Write out all records as given; omit images.

Lines of data
((

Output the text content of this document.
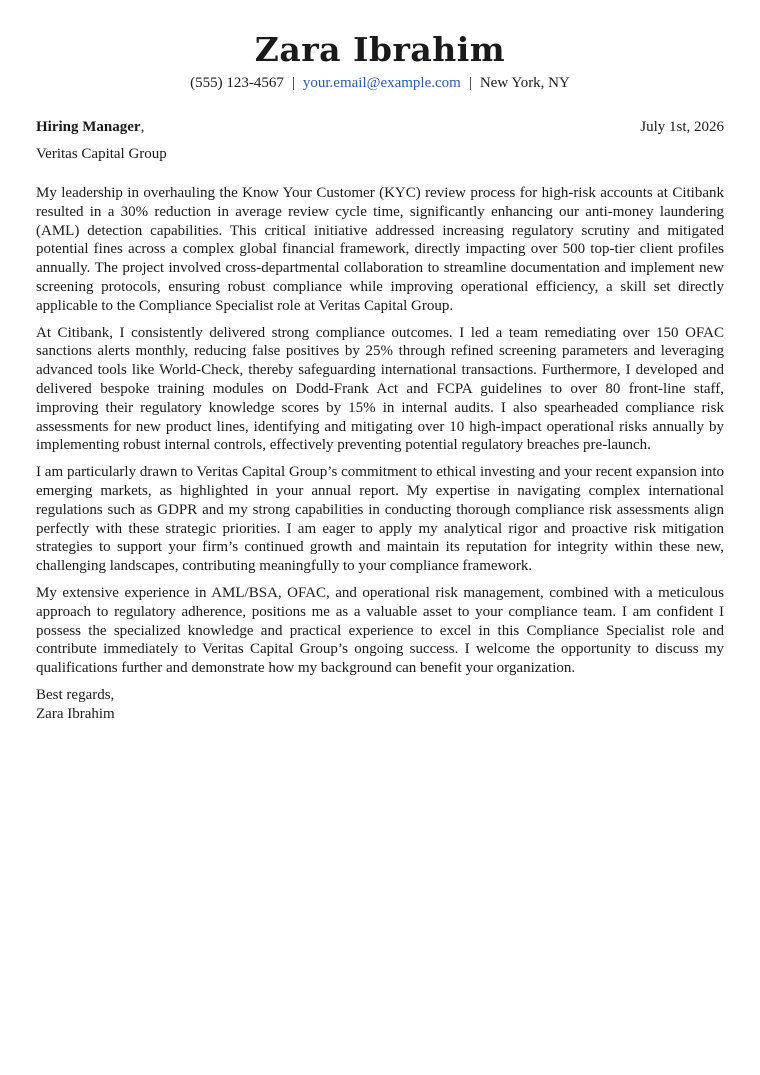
Zara Ibrahim
(555) 123-4567 | your.email@example.com | New York, NY
Hiring Manager,	July 1st, 2026
Veritas Capital Group

My leadership in overhauling the Know Your Customer (KYC) review process for high-risk accounts at Citibank resulted in a 30% reduction in average review cycle time, significantly enhancing our anti-money laundering (AML) detection capabilities. This critical initiative addressed increasing regulatory scrutiny and mitigated potential fines across a complex global financial framework, directly impacting over 500 top-tier client profiles annually. The project involved cross-departmental collaboration to streamline documentation and implement new screening protocols, ensuring robust compliance while improving operational efficiency, a skill set directly applicable to the Compliance Specialist role at Veritas Capital Group.

At Citibank, I consistently delivered strong compliance outcomes. I led a team remediating over 150 OFAC sanctions alerts monthly, reducing false positives by 25% through refined screening parameters and leveraging advanced tools like World-Check, thereby safeguarding international transactions. Furthermore, I developed and delivered bespoke training modules on Dodd-Frank Act and FCPA guidelines to over 80 front-line staff, improving their regulatory knowledge scores by 15% in internal audits. I also spearheaded compliance risk assessments for new product lines, identifying and mitigating over 10 high-impact operational risks annually by implementing robust internal controls, effectively preventing potential regulatory breaches pre-launch.

I am particularly drawn to Veritas Capital Group’s commitment to ethical investing and your recent expansion into emerging markets, as highlighted in your annual report. My expertise in navigating complex international regulations such as GDPR and my strong capabilities in conducting thorough compliance risk assessments align perfectly with these strategic priorities. I am eager to apply my analytical rigor and proactive risk mitigation strategies to support your firm’s continued growth and maintain its reputation for integrity within these new, challenging landscapes, contributing meaningfully to your compliance framework.

My extensive experience in AML/BSA, OFAC, and operational risk management, combined with a meticulous approach to regulatory adherence, positions me as a valuable asset to your compliance team. I am confident I possess the specialized knowledge and practical experience to excel in this Compliance Specialist role and contribute immediately to Veritas Capital Group’s ongoing success. I welcome the opportunity to discuss my qualifications further and demonstrate how my background can benefit your organization.

Best regards,
Zara Ibrahim
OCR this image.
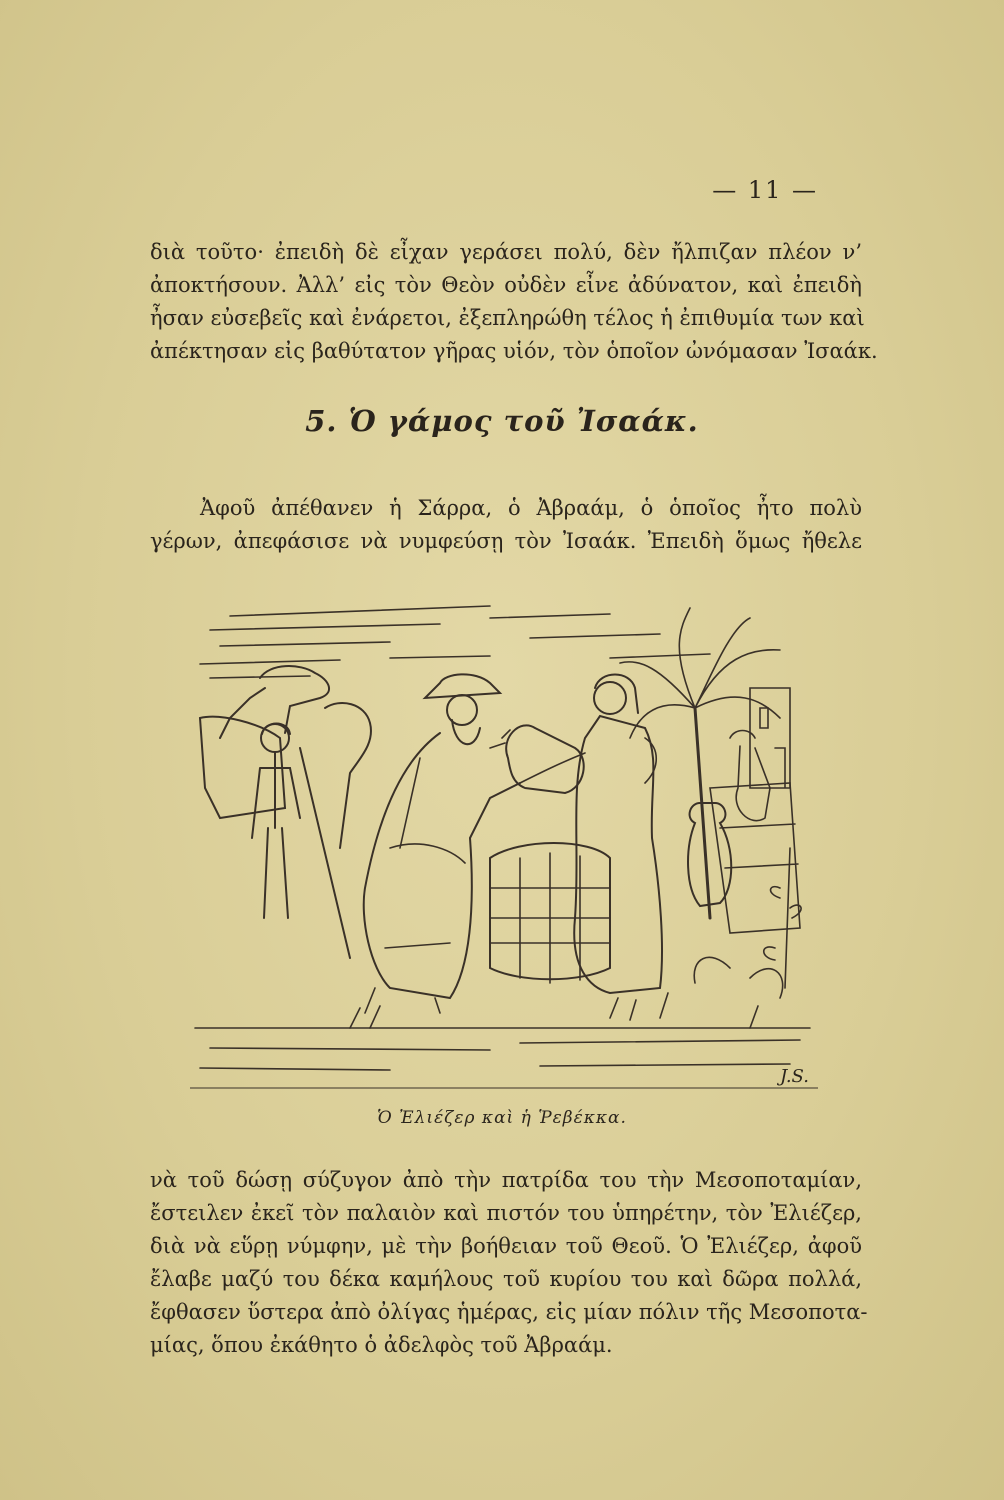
— 11 —

διὰ τοῦτο· ἐπειδὴ δὲ εἶχαν γεράσει πολύ, δὲν ἤλπιζαν πλέον ν’
ἀποκτήσουν. Ἀλλ’ εἰς τὸν Θεὸν οὐδὲν εἶνε ἀδύνατον, καὶ ἐπειδὴ
ἦσαν εὐσεβεῖς καὶ ἐνάρετοι, ἐξεπληρώθη τέλος ἡ ἐπιθυμία των καὶ
ἀπέκτησαν εἰς βαθύτατον γῆρας υἱόν, τὸν ὁποῖον ὠνόμασαν Ἰσαάκ.

5. Ὁ γάμος τοῦ Ἰσαάκ.

Ἀφοῦ ἀπέθανεν ἡ Σάρρα, ὁ Ἀβραάμ, ὁ ὁποῖος ἦτο πολὺ
γέρων, ἀπεφάσισε νὰ νυμφεύσῃ τὸν Ἰσαάκ. Ἐπειδὴ ὅμως ἤθελε

J.S.

Ὁ Ἐλιέζερ καὶ ἡ Ῥεβέκκα.

νὰ τοῦ δώσῃ σύζυγον ἀπὸ τὴν πατρίδα του τὴν Μεσοποταμίαν,
ἔστειλεν ἐκεῖ τὸν παλαιὸν καὶ πιστόν του ὑπηρέτην, τὸν Ἐλιέζερ,
διὰ νὰ εὕρῃ νύμφην, μὲ τὴν βοήθειαν τοῦ Θεοῦ. Ὁ Ἐλιέζερ, ἀφοῦ
ἔλαβε μαζύ του δέκα καμήλους τοῦ κυρίου του καὶ δῶρα πολλά,
ἔφθασεν ὕστερα ἀπὸ ὀλίγας ἡμέρας, εἰς μίαν πόλιν τῆς Μεσοποτα-
μίας, ὅπου ἐκάθητο ὁ ἀδελφὸς τοῦ Ἀβραάμ.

))

Response:
Output the text content of this document.
Zara Ibrahim
(555) 123-4567 | your.email@example.com | New York, NY
Hiring Manager,	July 1st, 2026
Veritas Capital Group

My leadership in overhauling the Know Your Customer (KYC) review process for high-risk accounts at Citibank resulted in a 30% reduction in average review cycle time, significantly enhancing our anti-money laundering (AML) detection capabilities. This critical initiative addressed increasing regulatory scrutiny and mitigated potential fines across a complex global financial framework, directly impacting over 500 top-tier client profiles annually. The project involved cross-departmental collaboration to streamline documentation and implement new screening protocols, ensuring robust compliance while improving operational efficiency, a skill set directly applicable to the Compliance Specialist role at Veritas Capital Group.

At Citibank, I consistently delivered strong compliance outcomes. I led a team remediating over 150 OFAC sanctions alerts monthly, reducing false positives by 25% through refined screening parameters and leveraging advanced tools like World-Check, thereby safeguarding international transactions. Furthermore, I developed and delivered bespoke training modules on Dodd-Frank Act and FCPA guidelines to over 80 front-line staff, improving their regulatory knowledge scores by 15% in internal audits. I also spearheaded compliance risk assessments for new product lines, identifying and mitigating over 10 high-impact operational risks annually by implementing robust internal controls, effectively preventing potential regulatory breaches pre-launch.

I am particularly drawn to Veritas Capital Group’s commitment to ethical investing and your recent expansion into emerging markets, as highlighted in your annual report. My expertise in navigating complex international regulations such as GDPR and my strong capabilities in conducting thorough compliance risk assessments align perfectly with these strategic priorities. I am eager to apply my analytical rigor and proactive risk mitigation strategies to support your firm’s continued growth and maintain its reputation for integrity within these new, challenging landscapes, contributing meaningfully to your compliance framework.

My extensive experience in AML/BSA, OFAC, and operational risk management, combined with a meticulous approach to regulatory adherence, positions me as a valuable asset to your compliance team. I am confident I possess the specialized knowledge and practical experience to excel in this Compliance Specialist role and contribute immediately to Veritas Capital Group’s ongoing success. I welcome the opportunity to discuss my qualifications further and demonstrate how my background can benefit your organization.

Best regards,
Zara Ibrahim
OCR this image.
— 11 —

διὰ τοῦτο· ἐπειδὴ δὲ εἶχαν γεράσει πολύ, δὲν ἤλπιζαν πλέον ν’
ἀποκτήσουν. Ἀλλ’ εἰς τὸν Θεὸν οὐδὲν εἶνε ἀδύνατον, καὶ ἐπειδὴ
ἦσαν εὐσεβεῖς καὶ ἐνάρετοι, ἐξεπληρώθη τέλος ἡ ἐπιθυμία των καὶ
ἀπέκτησαν εἰς βαθύτατον γῆρας υἱόν, τὸν ὁποῖον ὠνόμασαν Ἰσαάκ.

5. Ὁ γάμος τοῦ Ἰσαάκ.

Ἀφοῦ ἀπέθανεν ἡ Σάρρα, ὁ Ἀβραάμ, ὁ ὁποῖος ἦτο πολὺ
γέρων, ἀπεφάσισε νὰ νυμφεύσῃ τὸν Ἰσαάκ. Ἐπειδὴ ὅμως ἤθελε

J.S.

Ὁ Ἐλιέζερ καὶ ἡ Ῥεβέκκα.

νὰ τοῦ δώσῃ σύζυγον ἀπὸ τὴν πατρίδα του τὴν Μεσοποταμίαν,
ἔστειλεν ἐκεῖ τὸν παλαιὸν καὶ πιστόν του ὑπηρέτην, τὸν Ἐλιέζερ,
διὰ νὰ εὕρῃ νύμφην, μὲ τὴν βοήθειαν τοῦ Θεοῦ. Ὁ Ἐλιέζερ, ἀφοῦ
ἔλαβε μαζύ του δέκα καμήλους τοῦ κυρίου του καὶ δῶρα πολλά,
ἔφθασεν ὕστερα ἀπὸ ὀλίγας ἡμέρας, εἰς μίαν πόλιν τῆς Μεσοποτα-
μίας, ὅπου ἐκάθητο ὁ ἀδελφὸς τοῦ Ἀβραάμ.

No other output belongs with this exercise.